#### Material for this exercise
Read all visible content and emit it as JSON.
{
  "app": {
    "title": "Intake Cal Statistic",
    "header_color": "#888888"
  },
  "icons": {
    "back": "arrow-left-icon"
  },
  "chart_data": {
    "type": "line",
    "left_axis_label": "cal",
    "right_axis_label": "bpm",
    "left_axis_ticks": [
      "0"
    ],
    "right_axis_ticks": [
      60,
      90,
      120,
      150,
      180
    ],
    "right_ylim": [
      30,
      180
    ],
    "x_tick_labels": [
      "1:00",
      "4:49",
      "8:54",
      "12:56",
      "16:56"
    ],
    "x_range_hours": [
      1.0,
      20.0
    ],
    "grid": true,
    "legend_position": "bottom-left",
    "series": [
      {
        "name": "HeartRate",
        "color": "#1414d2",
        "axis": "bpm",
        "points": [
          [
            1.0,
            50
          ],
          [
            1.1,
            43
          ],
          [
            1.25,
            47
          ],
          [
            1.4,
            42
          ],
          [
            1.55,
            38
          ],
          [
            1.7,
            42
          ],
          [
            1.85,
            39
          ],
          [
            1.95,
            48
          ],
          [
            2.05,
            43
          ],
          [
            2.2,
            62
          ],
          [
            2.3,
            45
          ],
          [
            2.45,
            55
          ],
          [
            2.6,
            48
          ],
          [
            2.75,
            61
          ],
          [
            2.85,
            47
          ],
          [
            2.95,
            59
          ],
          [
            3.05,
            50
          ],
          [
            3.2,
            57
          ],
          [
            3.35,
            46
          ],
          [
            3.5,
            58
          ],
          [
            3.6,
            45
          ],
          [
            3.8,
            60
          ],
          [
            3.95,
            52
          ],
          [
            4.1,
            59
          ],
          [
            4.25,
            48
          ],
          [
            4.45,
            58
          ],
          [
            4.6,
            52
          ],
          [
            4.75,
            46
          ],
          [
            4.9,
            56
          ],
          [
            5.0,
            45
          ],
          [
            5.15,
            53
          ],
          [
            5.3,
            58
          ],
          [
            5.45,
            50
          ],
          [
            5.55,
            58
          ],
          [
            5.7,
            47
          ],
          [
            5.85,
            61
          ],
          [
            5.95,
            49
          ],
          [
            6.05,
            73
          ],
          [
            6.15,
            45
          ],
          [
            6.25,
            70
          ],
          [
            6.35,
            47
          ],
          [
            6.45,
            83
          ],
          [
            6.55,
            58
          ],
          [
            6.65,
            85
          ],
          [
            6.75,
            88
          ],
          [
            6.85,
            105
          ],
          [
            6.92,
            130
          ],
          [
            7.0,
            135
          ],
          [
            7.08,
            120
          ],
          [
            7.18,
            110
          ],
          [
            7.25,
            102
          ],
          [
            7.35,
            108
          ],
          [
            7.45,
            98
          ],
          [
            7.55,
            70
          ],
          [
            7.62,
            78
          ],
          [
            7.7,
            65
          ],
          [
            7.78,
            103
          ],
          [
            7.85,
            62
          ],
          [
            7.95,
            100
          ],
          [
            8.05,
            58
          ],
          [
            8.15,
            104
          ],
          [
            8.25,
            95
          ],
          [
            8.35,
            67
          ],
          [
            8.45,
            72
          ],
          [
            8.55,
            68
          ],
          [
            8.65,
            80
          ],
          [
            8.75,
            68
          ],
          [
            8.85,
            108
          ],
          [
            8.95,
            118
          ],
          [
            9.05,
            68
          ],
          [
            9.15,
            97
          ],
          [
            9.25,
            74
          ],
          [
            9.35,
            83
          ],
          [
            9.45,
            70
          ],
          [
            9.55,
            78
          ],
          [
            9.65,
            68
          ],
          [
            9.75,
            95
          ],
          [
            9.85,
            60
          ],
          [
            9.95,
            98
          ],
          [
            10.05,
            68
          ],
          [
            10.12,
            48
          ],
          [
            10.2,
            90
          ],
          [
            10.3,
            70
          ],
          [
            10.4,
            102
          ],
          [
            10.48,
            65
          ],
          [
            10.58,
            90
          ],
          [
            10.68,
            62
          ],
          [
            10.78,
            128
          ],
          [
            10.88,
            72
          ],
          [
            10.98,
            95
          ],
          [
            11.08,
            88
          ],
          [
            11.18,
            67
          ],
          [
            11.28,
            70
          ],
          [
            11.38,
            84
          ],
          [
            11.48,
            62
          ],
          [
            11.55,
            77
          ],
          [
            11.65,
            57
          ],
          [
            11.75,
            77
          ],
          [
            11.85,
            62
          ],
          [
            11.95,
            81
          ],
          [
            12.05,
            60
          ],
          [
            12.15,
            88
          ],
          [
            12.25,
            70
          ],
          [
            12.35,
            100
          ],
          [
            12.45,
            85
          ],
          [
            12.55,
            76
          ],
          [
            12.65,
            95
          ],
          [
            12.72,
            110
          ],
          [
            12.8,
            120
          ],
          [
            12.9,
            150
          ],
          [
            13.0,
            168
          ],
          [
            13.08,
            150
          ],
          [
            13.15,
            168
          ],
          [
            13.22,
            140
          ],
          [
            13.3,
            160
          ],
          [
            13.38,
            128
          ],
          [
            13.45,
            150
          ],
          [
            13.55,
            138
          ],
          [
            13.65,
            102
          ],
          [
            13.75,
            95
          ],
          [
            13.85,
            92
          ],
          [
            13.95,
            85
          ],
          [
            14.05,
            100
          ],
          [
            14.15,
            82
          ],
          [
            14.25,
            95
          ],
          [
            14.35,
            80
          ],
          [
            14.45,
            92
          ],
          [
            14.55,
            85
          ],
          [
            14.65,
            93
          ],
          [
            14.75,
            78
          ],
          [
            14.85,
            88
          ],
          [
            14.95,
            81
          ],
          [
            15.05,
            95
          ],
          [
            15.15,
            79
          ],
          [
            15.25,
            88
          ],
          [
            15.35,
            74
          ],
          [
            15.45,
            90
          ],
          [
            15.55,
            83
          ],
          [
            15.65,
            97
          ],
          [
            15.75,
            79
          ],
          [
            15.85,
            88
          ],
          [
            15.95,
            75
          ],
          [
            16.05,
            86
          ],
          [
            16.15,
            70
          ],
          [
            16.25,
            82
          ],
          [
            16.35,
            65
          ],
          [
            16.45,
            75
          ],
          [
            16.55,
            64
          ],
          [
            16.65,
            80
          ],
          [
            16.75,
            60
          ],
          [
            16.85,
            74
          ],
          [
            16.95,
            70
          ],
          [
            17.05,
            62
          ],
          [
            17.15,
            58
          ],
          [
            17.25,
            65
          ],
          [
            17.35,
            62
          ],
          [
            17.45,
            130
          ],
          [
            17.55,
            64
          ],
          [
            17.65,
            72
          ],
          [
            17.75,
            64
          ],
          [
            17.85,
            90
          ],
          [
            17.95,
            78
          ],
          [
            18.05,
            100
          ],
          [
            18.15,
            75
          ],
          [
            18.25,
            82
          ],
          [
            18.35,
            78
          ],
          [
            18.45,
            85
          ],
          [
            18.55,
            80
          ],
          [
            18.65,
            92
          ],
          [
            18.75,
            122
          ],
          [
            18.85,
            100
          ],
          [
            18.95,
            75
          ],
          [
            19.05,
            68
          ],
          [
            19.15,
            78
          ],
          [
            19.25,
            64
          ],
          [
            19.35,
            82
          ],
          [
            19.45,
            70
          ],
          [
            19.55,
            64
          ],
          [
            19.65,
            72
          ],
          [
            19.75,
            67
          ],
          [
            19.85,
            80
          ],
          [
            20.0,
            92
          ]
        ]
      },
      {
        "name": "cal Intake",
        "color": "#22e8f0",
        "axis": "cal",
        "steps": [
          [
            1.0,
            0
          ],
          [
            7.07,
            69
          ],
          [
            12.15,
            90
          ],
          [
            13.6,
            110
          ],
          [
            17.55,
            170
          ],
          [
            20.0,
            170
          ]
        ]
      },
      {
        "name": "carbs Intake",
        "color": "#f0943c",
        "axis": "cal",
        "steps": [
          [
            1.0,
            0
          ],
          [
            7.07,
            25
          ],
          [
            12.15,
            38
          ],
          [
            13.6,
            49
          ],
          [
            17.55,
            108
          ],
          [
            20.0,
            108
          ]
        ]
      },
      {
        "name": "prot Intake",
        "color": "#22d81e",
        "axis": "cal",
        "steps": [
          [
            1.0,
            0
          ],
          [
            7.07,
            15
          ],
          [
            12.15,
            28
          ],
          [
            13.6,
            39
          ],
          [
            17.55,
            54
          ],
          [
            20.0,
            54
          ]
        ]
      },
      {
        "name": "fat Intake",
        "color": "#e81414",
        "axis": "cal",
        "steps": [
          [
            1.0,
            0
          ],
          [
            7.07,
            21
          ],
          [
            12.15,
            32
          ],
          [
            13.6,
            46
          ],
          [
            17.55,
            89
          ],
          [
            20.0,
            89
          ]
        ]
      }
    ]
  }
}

#### Stated task
Copy out each line in the listing that has the word "Intake".

#### Result of the task
    "title": "Intake Cal Statistic",
        "name": "cal Intake",
        "name": "carbs Intake",
        "name": "prot Intake",
        "name": "fat Intake",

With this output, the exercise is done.